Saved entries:
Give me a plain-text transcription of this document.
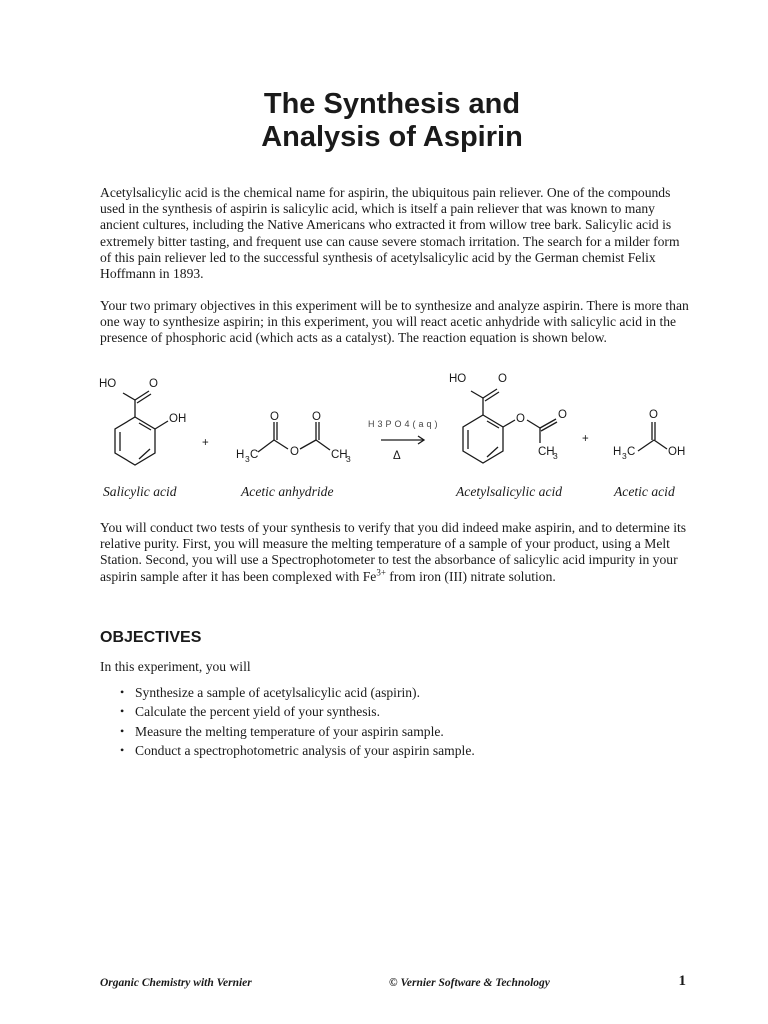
The Synthesis and
Analysis of Aspirin

Acetylsalicylic acid is the chemical name for aspirin, the ubiquitous pain reliever. One of the compounds used in the synthesis of aspirin is salicylic acid, which is itself a pain reliever that was known to many ancient cultures, including the Native Americans who extracted it from willow tree bark. Salicylic acid is extremely bitter tasting, and frequent use can cause severe stomach irritation. The search for a milder form of this pain reliever led to the successful synthesis of acetylsalicylic acid by the German chemist Felix Hoffmann in 1893.

Your two primary objectives in this experiment will be to synthesize and analyze aspirin. There is more than one way to synthesize aspirin; in this experiment, you will react acetic anhydride with salicylic acid in the presence of phosphoric acid (which acts as a catalyst). The reaction equation is shown below.

HO	O
OH
+
O	O
O
H 3 C	CH
3
H3PO4(aq)
Δ
HO	O
O	O
CH
3
+
O
H 3 C	OH
Salicylic acid	Acetic anhydride	Acetylsalicylic acid	Acetic acid

You will conduct two tests of your synthesis to verify that you did indeed make aspirin, and to determine its relative purity. First, you will measure the melting temperature of a sample of your product, using a Melt Station. Second, you will use a Spectrophotometer to test the absorbance of salicylic acid impurity in your aspirin sample after it has been complexed with $Fe^{3+}$ from iron (III) nitrate solution.

OBJECTIVES

In this experiment, you will

• Synthesize a sample of acetylsalicylic acid (aspirin).
• Calculate the percent yield of your synthesis.
• Measure the melting temperature of your aspirin sample.
• Conduct a spectrophotometric analysis of your aspirin sample.
Organic Chemistry with Vernier	© Vernier Software & Technology	1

> **INSTRUCTION**
Go through the records and show every line with the string "temperature" in it.

> **FINISHED EXERCISE**
You will conduct two tests of your synthesis to verify that you did indeed make aspirin, and to determine its relative purity. First, you will measure the melting temperature of a sample of your product, using a Melt Station. Second, you will use a Spectrophotometer to test the absorbance of salicylic acid impurity in your aspirin sample after it has been complexed with $Fe^{3+}$ from iron (III) nitrate solution.
• Measure the melting temperature of your aspirin sample.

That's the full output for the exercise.